▸ Text for analysis
*** Block opens ***
That creates an illusion of a blocking code, but the code is no longer really blocking - it’s lying around dormant in the heap until unblocked.

Virtual threads preserve the ThreadLocal values and also the value of UI.getCurrent() even after the unmount+mount procedure, which tells us that we could use it to run Vaadin UI code.

To get back to the blocking dialogs: we could use this machinery to unmount the virtual thread from within the confirmDialog() function. That would allow the native thread running Vaadin UI code to finish and send the response to the browser, thus drawing the dialog, which is exactly what we need! We can use CompletableFuture.get() to block; after the user clicks a button, we can simply complete the Future which causes the CompletableFuture.get() call to unblock, mount the dormant virtual thread to the Vaadin UI thread and continue execution.

The function will look like follows:

public class Dialogs {
    public static boolean confirmDialog(@NotNull String message) {
        final CompletableFuture<Boolean> responseFuture = new CompletableFuture<>();
        final ConfirmDialog dialog = new ConfirmDialog();
        dialog.setText(message);
        dialog.addConfirmListener(e -> responseFuture.complete(true));
        dialog.addCancelListener(e -> responseFuture.complete(false));
        dialog.open();

        // this is where we'll block until the user clicks a button in the dialog
        final boolean response = responseQueue.get();
        dialog.close();
        return response;
    }
}

The question is: how can we persuade the virtual thread mechanism to only use Vaadin UI threads as the carrier threads?

Unwinding The Magic

The whole magic happens in the VirtualThread class. The source code of that class gets very technical quickly, and so I won’t dig into it further. The virtual thread suspending mechanism uses Continuation.park() to unmount the thread and remember the call stack in a continuation object; Continuation.unpark() then resumes the execution. Virtual threads are constructed via the Thread.ofVirtual().factory() factory (of type ThreadFactory), and they behave exactly like regular threads until they’re blocked. The default factory uses a dedicated Executor (a ForkJoinPool really, but the difference is not important for this article) which runs tasks in good old native threads. The Executor basically runs a chunk of the virtual thread execution, up to a point where the virtual thread blocks.
*** Block closes ***
▸ Extracted material
*** Block opens ***
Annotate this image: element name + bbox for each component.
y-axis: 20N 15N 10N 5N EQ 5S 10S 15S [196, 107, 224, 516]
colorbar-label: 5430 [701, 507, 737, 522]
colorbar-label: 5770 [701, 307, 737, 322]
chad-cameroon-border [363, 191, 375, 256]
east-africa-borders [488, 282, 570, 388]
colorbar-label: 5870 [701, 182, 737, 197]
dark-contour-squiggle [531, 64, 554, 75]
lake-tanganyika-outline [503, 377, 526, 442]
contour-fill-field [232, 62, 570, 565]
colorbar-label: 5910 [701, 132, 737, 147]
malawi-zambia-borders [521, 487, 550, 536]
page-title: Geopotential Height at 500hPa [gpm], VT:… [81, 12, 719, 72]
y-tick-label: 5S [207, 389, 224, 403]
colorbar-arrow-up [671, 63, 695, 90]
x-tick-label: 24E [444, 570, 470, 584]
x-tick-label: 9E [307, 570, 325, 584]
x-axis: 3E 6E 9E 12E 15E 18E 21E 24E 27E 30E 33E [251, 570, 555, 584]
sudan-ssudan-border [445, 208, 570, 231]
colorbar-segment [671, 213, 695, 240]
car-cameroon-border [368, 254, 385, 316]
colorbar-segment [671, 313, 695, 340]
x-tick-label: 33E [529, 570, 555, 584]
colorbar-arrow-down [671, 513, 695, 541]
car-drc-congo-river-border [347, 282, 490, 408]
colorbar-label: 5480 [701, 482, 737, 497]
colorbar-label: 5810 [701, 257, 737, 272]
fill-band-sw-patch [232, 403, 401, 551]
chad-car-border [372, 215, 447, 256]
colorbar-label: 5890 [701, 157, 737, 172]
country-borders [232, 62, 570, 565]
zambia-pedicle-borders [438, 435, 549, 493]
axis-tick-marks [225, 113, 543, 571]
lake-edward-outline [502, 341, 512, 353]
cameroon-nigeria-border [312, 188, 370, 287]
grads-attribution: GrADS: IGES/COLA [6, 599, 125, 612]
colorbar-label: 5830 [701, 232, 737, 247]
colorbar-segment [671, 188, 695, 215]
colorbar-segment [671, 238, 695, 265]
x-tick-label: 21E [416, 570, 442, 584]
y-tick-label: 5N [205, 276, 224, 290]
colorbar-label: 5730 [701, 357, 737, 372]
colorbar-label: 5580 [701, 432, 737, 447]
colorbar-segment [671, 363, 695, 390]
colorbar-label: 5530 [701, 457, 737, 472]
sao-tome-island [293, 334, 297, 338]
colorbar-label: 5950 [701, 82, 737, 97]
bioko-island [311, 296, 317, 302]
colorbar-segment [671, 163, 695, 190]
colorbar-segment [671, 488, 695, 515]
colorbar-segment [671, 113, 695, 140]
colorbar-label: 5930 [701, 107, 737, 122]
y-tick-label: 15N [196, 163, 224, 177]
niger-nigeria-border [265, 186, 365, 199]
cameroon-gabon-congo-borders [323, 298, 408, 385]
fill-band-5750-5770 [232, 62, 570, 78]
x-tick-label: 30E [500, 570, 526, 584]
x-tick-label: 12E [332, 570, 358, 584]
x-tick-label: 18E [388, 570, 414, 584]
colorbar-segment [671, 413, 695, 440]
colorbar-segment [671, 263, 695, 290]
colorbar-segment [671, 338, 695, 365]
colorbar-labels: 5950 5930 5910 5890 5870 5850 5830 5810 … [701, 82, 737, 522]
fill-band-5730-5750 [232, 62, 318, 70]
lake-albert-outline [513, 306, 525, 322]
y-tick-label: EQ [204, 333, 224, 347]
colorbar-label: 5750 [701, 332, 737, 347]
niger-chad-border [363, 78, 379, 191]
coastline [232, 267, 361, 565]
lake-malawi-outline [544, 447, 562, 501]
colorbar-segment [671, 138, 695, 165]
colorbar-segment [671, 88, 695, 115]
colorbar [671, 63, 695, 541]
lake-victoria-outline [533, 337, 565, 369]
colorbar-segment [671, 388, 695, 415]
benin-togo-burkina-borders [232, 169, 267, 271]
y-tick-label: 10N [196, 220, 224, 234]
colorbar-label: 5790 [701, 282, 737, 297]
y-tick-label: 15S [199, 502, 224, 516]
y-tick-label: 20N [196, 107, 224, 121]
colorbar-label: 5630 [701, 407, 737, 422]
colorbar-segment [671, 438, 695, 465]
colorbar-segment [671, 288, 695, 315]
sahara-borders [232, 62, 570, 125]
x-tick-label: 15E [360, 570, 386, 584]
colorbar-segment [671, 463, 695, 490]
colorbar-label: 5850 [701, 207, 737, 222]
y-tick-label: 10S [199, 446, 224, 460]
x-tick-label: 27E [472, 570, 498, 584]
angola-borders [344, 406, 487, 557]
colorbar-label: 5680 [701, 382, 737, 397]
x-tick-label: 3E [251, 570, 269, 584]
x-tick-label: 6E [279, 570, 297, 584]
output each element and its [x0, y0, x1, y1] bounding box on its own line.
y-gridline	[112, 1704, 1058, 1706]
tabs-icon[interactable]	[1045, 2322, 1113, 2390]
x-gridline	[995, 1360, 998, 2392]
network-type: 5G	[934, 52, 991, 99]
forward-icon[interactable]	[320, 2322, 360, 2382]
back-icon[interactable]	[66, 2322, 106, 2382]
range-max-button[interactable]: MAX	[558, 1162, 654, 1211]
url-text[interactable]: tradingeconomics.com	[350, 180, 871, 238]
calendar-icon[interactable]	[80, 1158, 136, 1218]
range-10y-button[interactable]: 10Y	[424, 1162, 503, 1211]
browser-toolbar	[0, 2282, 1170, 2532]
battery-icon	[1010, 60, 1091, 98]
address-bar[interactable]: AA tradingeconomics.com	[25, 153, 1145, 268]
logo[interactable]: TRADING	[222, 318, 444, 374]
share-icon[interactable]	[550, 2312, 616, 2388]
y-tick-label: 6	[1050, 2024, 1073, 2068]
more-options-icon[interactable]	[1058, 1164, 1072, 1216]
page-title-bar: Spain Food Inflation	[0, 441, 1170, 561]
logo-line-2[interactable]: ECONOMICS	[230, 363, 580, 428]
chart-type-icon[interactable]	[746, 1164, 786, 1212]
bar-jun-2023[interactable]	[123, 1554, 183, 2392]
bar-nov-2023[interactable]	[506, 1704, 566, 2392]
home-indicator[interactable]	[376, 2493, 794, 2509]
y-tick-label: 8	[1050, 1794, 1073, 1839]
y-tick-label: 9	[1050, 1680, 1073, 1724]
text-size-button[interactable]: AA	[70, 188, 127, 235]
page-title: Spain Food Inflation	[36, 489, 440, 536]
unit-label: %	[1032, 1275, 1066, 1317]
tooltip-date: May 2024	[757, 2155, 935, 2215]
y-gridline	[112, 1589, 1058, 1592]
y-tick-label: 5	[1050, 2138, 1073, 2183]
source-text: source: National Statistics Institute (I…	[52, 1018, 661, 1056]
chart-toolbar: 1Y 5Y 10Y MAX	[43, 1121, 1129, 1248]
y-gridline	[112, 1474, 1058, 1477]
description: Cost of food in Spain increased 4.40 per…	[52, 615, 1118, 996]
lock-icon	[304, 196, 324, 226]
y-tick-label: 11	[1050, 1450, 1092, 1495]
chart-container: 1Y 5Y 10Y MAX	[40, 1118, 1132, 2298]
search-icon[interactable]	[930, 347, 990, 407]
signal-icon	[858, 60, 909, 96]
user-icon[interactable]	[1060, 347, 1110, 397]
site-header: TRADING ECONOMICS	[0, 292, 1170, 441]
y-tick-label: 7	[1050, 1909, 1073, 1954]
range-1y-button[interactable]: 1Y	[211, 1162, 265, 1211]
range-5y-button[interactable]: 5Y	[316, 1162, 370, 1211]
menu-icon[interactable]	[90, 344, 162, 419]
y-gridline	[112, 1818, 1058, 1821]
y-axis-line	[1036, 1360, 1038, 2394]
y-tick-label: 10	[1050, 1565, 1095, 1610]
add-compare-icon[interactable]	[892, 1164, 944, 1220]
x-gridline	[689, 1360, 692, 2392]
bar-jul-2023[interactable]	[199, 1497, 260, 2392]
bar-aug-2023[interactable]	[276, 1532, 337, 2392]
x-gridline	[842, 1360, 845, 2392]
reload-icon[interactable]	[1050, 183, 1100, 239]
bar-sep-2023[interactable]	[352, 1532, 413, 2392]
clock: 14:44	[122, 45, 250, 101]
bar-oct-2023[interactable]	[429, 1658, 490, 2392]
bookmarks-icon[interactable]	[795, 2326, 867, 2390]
*** Block closes ***
▸ Required action
Please answer these questions from the text on virtual threads.
(a) What values do virtual threads keep after being unmounted and mounted again?
(b) Which call does the suspending mechanism use to unmount a virtual thread?
(c) In which class does the whole magic happen?
The records are separate material.

▸ Reply
(a) The ThreadLocal values and the value of UI.getCurrent().
(b) Continuation.park().
(c) The VirtualThread class.